--- PROBLEM TO WORK ON ---
Reproduce all of the data below without alteration; exclude every picture.

--- INFORMATION GIVEN ---
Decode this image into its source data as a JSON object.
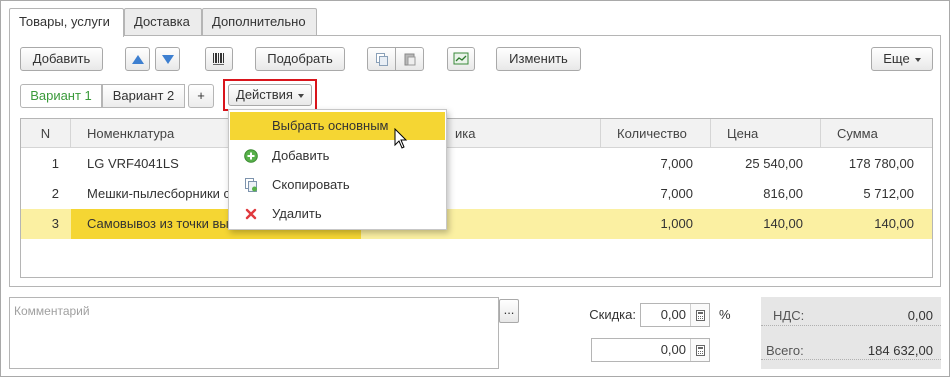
{
  "tabs": [
    {
      "label": "Товары, услуги",
      "active": true
    },
    {
      "label": "Доставка",
      "active": false
    },
    {
      "label": "Дополнительно",
      "active": false
    }
  ],
  "toolbar": {
    "add_label": "Добавить",
    "pick_label": "Подобрать",
    "edit_label": "Изменить",
    "more_label": "Еще"
  },
  "variants": {
    "items": [
      "Вариант 1",
      "Вариант 2"
    ],
    "add_label": "+",
    "actions_label": "Действия"
  },
  "table": {
    "columns": [
      "N",
      "Номенклатура",
      "ика",
      "Количество",
      "Цена",
      "Сумма"
    ],
    "rows": [
      {
        "n": "1",
        "name": "LG VRF4041LS",
        "qty": "7,000",
        "price": "25 540,00",
        "sum": "178 780,00"
      },
      {
        "n": "2",
        "name": "Мешки-пылесборники с",
        "qty": "7,000",
        "price": "816,00",
        "sum": "5 712,00"
      },
      {
        "n": "3",
        "name": "Самовывоз из точки вы",
        "qty": "1,000",
        "price": "140,00",
        "sum": "140,00"
      }
    ]
  },
  "menu": {
    "items": [
      {
        "label": "Выбрать основным",
        "icon": "none"
      },
      {
        "label": "Добавить",
        "icon": "plus-icon"
      },
      {
        "label": "Скопировать",
        "icon": "copy-icon"
      },
      {
        "label": "Удалить",
        "icon": "delete-icon"
      }
    ]
  },
  "footer": {
    "comment_placeholder": "Комментарий",
    "comment_button": "...",
    "discount_label": "Скидка:",
    "discount_value": "0,00",
    "percent_sign": "%",
    "discount_amount": "0,00",
    "vat_label": "НДС:",
    "vat_value": "0,00",
    "total_label": "Всего:",
    "total_value": "184 632,00"
  },
  "colors": {
    "selected_row": "#fbf0a2",
    "menu_highlight": "#f5d633",
    "variant_active_text": "#3a9a3a",
    "actions_outline": "#d9141b",
    "arrow_blue": "#3d7fd0"
  }
}
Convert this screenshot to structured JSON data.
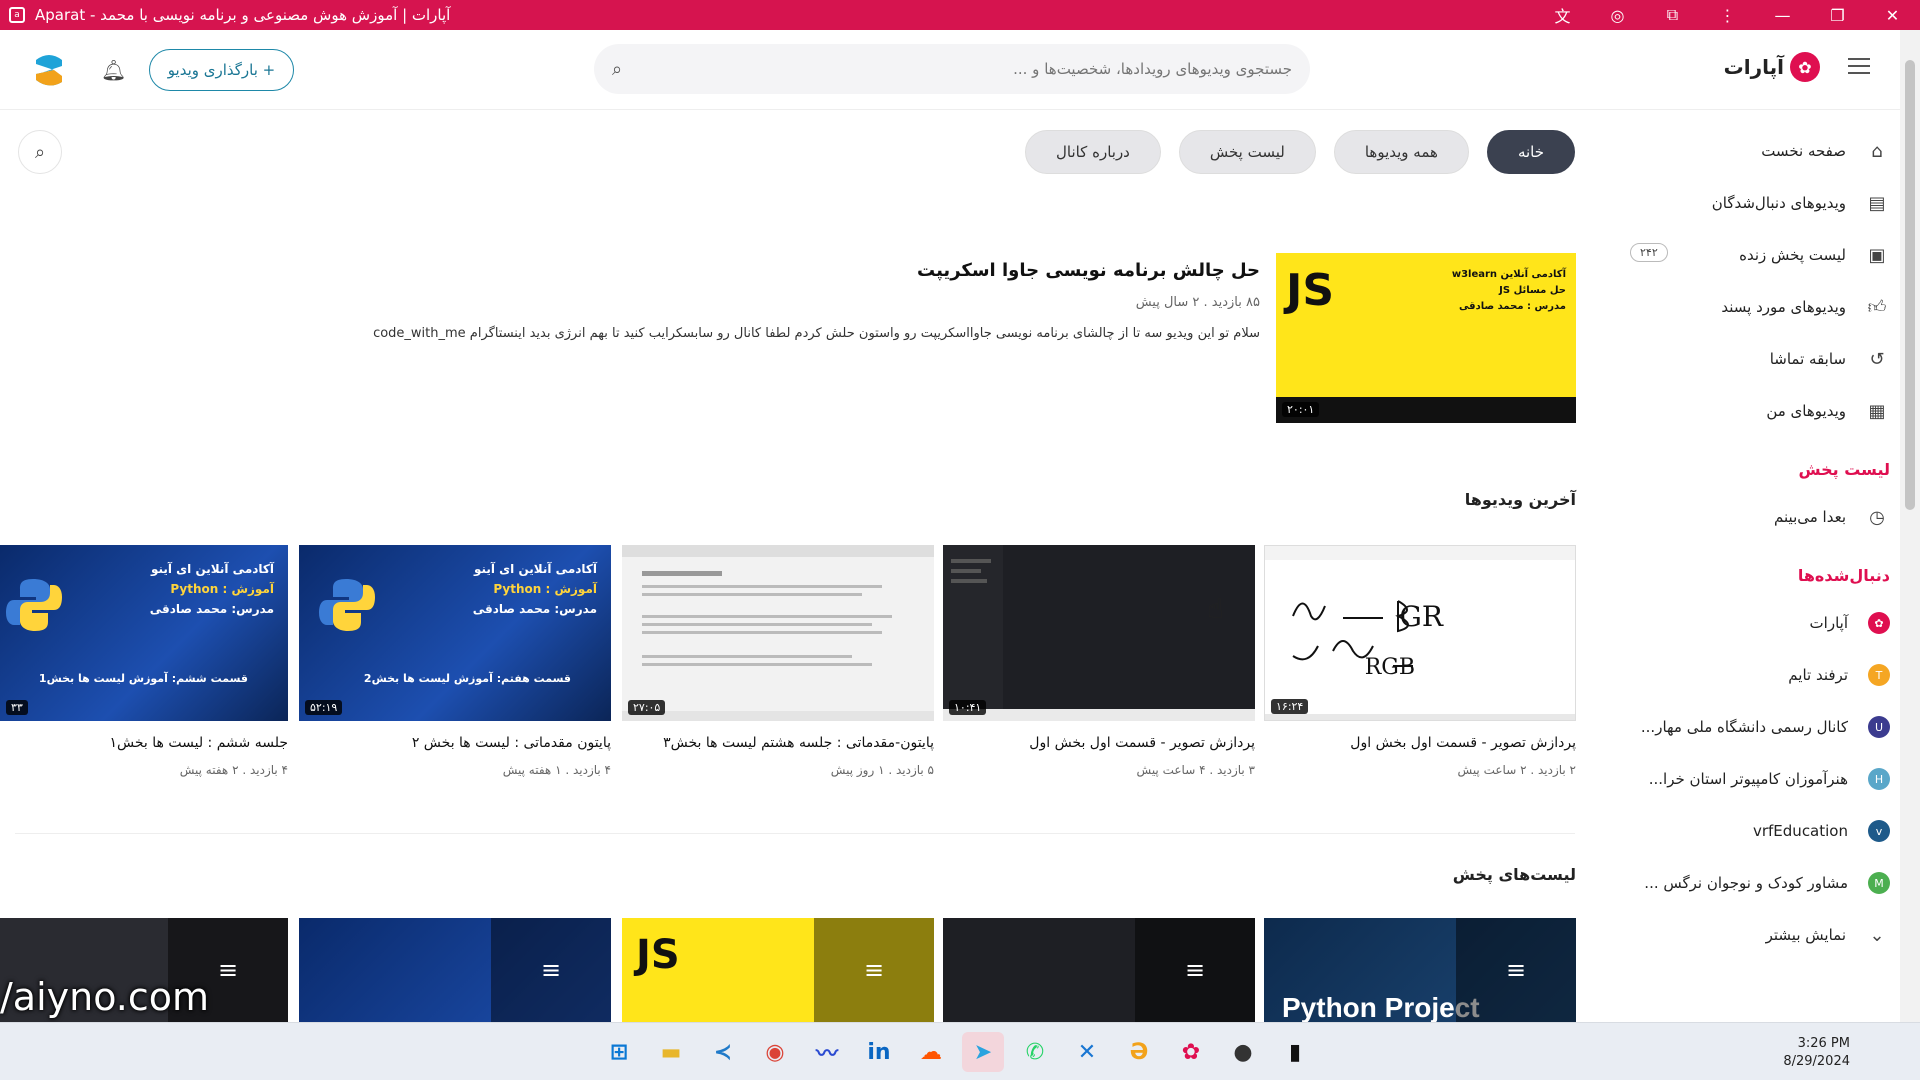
{
  "window": {
    "title": "آپارات | آموزش هوش مصنوعی و برنامه نویسی با محمد - Aparat"
  },
  "header": {
    "logo_text": "آپارات",
    "search_placeholder": "جستجوی ویدیوهای رویدادها، شخصیت‌ها و ...",
    "upload_label": "+ بارگذاری ویدیو"
  },
  "sidebar": {
    "items": [
      {
        "label": "صفحه نخست",
        "icon": "home-icon"
      },
      {
        "label": "ویدیوهای دنبال‌شدگان",
        "icon": "subscriptions-icon"
      },
      {
        "label": "لیست پخش زنده",
        "icon": "live-icon",
        "badge": "۲۴۲"
      },
      {
        "label": "ویدیوهای مورد پسند",
        "icon": "like-icon"
      },
      {
        "label": "سابقه تماشا",
        "icon": "history-icon"
      },
      {
        "label": "ویدیوهای من",
        "icon": "my-videos-icon"
      }
    ],
    "playlist_heading": "لیست پخش",
    "playlist_items": [
      {
        "label": "بعدا می‌بینم",
        "icon": "clock-icon"
      }
    ],
    "followed_heading": "دنبال‌شده‌ها",
    "followed": [
      {
        "label": "آپارات",
        "color": "#df0f50"
      },
      {
        "label": "ترفند تایم",
        "color": "#f5a623"
      },
      {
        "label": "کانال رسمی دانشگاه ملی مهار...",
        "color": "#3b3b8f"
      },
      {
        "label": "هنرآموزان کامپیوتر استان خرا...",
        "color": "#5aa7c9"
      },
      {
        "label": "vrfEducation",
        "color": "#1e5a8a"
      },
      {
        "label": "مشاور کودک و نوجوان نرگس ...",
        "color": "#4caf50"
      }
    ],
    "show_more": "نمایش بیشتر"
  },
  "tabs": [
    {
      "label": "خانه",
      "active": true
    },
    {
      "label": "همه ویدیوها",
      "active": false
    },
    {
      "label": "لیست پخش",
      "active": false
    },
    {
      "label": "درباره کانال",
      "active": false
    }
  ],
  "featured": {
    "title": "حل چالش برنامه نویسی جاوا اسکریپت",
    "meta": "۸۵ بازدید  .  ۲ سال پیش",
    "description": "سلام تو این ویدیو سه تا از چالشای برنامه نویسی جاوااسکریپت رو واستون حلش کردم لطفا کانال رو سابسکرایب کنید تا بهم انرژی بدید اینستاگرام code_with_me",
    "duration": "۲۰:۰۱",
    "thumb_js": "JS",
    "thumb_lines": [
      "آکادمی آنلاین w3learn",
      "حل مسائل JS",
      "مدرس : محمد صادقی"
    ]
  },
  "latest_heading": "آخرین ویدیوها",
  "videos": [
    {
      "title": "پردازش تصویر - قسمت اول بخش اول",
      "meta": "۲ بازدید  .  ۲ ساعت پیش",
      "duration": "۱۶:۲۴",
      "style": "white"
    },
    {
      "title": "پردازش تصویر - قسمت اول بخش اول",
      "meta": "۳ بازدید  .  ۴ ساعت پیش",
      "duration": "۱۰:۴۱",
      "style": "dark"
    },
    {
      "title": "پایتون-مقدماتی : جلسه هشتم لیست ها بخش۳",
      "meta": "۵ بازدید  .  ۱ روز پیش",
      "duration": "۲۷:۰۵",
      "style": "scr"
    },
    {
      "title": "پایتون مقدماتی : لیست ها بخش ۲",
      "meta": "۴ بازدید  .  ۱ هفته پیش",
      "duration": "۵۲:۱۹",
      "style": "py",
      "thumb_bottom": "قسمت هفتم: آموزش لیست ها بخش2"
    },
    {
      "title": "جلسه ششم : لیست ها بخش۱",
      "meta": "۴ بازدید  .  ۲ هفته پیش",
      "duration": "۳۳",
      "style": "py",
      "thumb_bottom": "قسمت ششم: آموزش لیست ها بخش1"
    }
  ],
  "py_thumb": {
    "line1": "آکادمی آنلاین  ای آینو",
    "line2": "آموزش : Python",
    "line3": "مدرس: محمد صادقی"
  },
  "playlists_heading": "لیست‌های پخش",
  "playlist_thumb_text": "Python Project",
  "clock": {
    "time": "3:26 PM",
    "date": "8/29/2024"
  },
  "watermark": "/aiyno.com",
  "colors": {
    "titlebar": "#d6144f",
    "accent": "#df0f50",
    "active_tab": "#3b4150"
  }
}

--- ANSWER TO THIS EXERCISE ---
Decode this image into its source data as a JSON object.
{
  "tabs": [
    {
      "label": "Товары, услуги",
      "active": true
    },
    {
      "label": "Доставка",
      "active": false
    },
    {
      "label": "Дополнительно",
      "active": false
    }
  ],
  "toolbar": {
    "add_label": "Добавить",
    "pick_label": "Подобрать",
    "edit_label": "Изменить",
    "more_label": "Еще"
  },
  "variants": {
    "items": [
      "Вариант 1",
      "Вариант 2"
    ],
    "add_label": "+",
    "actions_label": "Действия"
  },
  "table": {
    "columns": [
      "N",
      "Номенклатура",
      "ика",
      "Количество",
      "Цена",
      "Сумма"
    ],
    "rows": [
      {
        "n": "1",
        "name": "LG VRF4041LS",
        "qty": "7,000",
        "price": "25 540,00",
        "sum": "178 780,00"
      },
      {
        "n": "2",
        "name": "Мешки-пылесборники с",
        "qty": "7,000",
        "price": "816,00",
        "sum": "5 712,00"
      },
      {
        "n": "3",
        "name": "Самовывоз из точки вы",
        "qty": "1,000",
        "price": "140,00",
        "sum": "140,00"
      }
    ]
  },
  "menu": {
    "items": [
      {
        "label": "Выбрать основным",
        "icon": "none"
      },
      {
        "label": "Добавить",
        "icon": "plus-icon"
      },
      {
        "label": "Скопировать",
        "icon": "copy-icon"
      },
      {
        "label": "Удалить",
        "icon": "delete-icon"
      }
    ]
  },
  "footer": {
    "comment_placeholder": "Комментарий",
    "comment_button": "...",
    "discount_label": "Скидка:",
    "discount_value": "0,00",
    "percent_sign": "%",
    "discount_amount": "0,00",
    "vat_label": "НДС:",
    "vat_value": "0,00",
    "total_label": "Всего:",
    "total_value": "184 632,00"
  },
  "colors": {
    "selected_row": "#fbf0a2",
    "menu_highlight": "#f5d633",
    "variant_active_text": "#3a9a3a",
    "actions_outline": "#d9141b",
    "arrow_blue": "#3d7fd0"
  }
}
Convert this screenshot to structured JSON data.
{
  "window": {
    "title": "آپارات | آموزش هوش مصنوعی و برنامه نویسی با محمد - Aparat"
  },
  "header": {
    "logo_text": "آپارات",
    "search_placeholder": "جستجوی ویدیوهای رویدادها، شخصیت‌ها و ...",
    "upload_label": "+ بارگذاری ویدیو"
  },
  "sidebar": {
    "items": [
      {
        "label": "صفحه نخست",
        "icon": "home-icon"
      },
      {
        "label": "ویدیوهای دنبال‌شدگان",
        "icon": "subscriptions-icon"
      },
      {
        "label": "لیست پخش زنده",
        "icon": "live-icon",
        "badge": "۲۴۲"
      },
      {
        "label": "ویدیوهای مورد پسند",
        "icon": "like-icon"
      },
      {
        "label": "سابقه تماشا",
        "icon": "history-icon"
      },
      {
        "label": "ویدیوهای من",
        "icon": "my-videos-icon"
      }
    ],
    "playlist_heading": "لیست پخش",
    "playlist_items": [
      {
        "label": "بعدا می‌بینم",
        "icon": "clock-icon"
      }
    ],
    "followed_heading": "دنبال‌شده‌ها",
    "followed": [
      {
        "label": "آپارات",
        "color": "#df0f50"
      },
      {
        "label": "ترفند تایم",
        "color": "#f5a623"
      },
      {
        "label": "کانال رسمی دانشگاه ملی مهار...",
        "color": "#3b3b8f"
      },
      {
        "label": "هنرآموزان کامپیوتر استان خرا...",
        "color": "#5aa7c9"
      },
      {
        "label": "vrfEducation",
        "color": "#1e5a8a"
      },
      {
        "label": "مشاور کودک و نوجوان نرگس ...",
        "color": "#4caf50"
      }
    ],
    "show_more": "نمایش بیشتر"
  },
  "tabs": [
    {
      "label": "خانه",
      "active": true
    },
    {
      "label": "همه ویدیوها",
      "active": false
    },
    {
      "label": "لیست پخش",
      "active": false
    },
    {
      "label": "درباره کانال",
      "active": false
    }
  ],
  "featured": {
    "title": "حل چالش برنامه نویسی جاوا اسکریپت",
    "meta": "۸۵ بازدید  .  ۲ سال پیش",
    "description": "سلام تو این ویدیو سه تا از چالشای برنامه نویسی جاوااسکریپت رو واستون حلش کردم لطفا کانال رو سابسکرایب کنید تا بهم انرژی بدید اینستاگرام code_with_me",
    "duration": "۲۰:۰۱",
    "thumb_js": "JS",
    "thumb_lines": [
      "آکادمی آنلاین w3learn",
      "حل مسائل JS",
      "مدرس : محمد صادقی"
    ]
  },
  "latest_heading": "آخرین ویدیوها",
  "videos": [
    {
      "title": "پردازش تصویر - قسمت اول بخش اول",
      "meta": "۲ بازدید  .  ۲ ساعت پیش",
      "duration": "۱۶:۲۴",
      "style": "white"
    },
    {
      "title": "پردازش تصویر - قسمت اول بخش اول",
      "meta": "۳ بازدید  .  ۴ ساعت پیش",
      "duration": "۱۰:۴۱",
      "style": "dark"
    },
    {
      "title": "پایتون-مقدماتی : جلسه هشتم لیست ها بخش۳",
      "meta": "۵ بازدید  .  ۱ روز پیش",
      "duration": "۲۷:۰۵",
      "style": "scr"
    },
    {
      "title": "پایتون مقدماتی : لیست ها بخش ۲",
      "meta": "۴ بازدید  .  ۱ هفته پیش",
      "duration": "۵۲:۱۹",
      "style": "py",
      "thumb_bottom": "قسمت هفتم: آموزش لیست ها بخش2"
    },
    {
      "title": "جلسه ششم : لیست ها بخش۱",
      "meta": "۴ بازدید  .  ۲ هفته پیش",
      "duration": "۳۳",
      "style": "py",
      "thumb_bottom": "قسمت ششم: آموزش لیست ها بخش1"
    }
  ],
  "py_thumb": {
    "line1": "آکادمی آنلاین  ای آینو",
    "line2": "آموزش : Python",
    "line3": "مدرس: محمد صادقی"
  },
  "playlists_heading": "لیست‌های پخش",
  "playlist_thumb_text": "Python Project",
  "clock": {
    "time": "3:26 PM",
    "date": "8/29/2024"
  },
  "watermark": "/aiyno.com",
  "colors": {
    "titlebar": "#d6144f",
    "accent": "#df0f50",
    "active_tab": "#3b4150"
  }
}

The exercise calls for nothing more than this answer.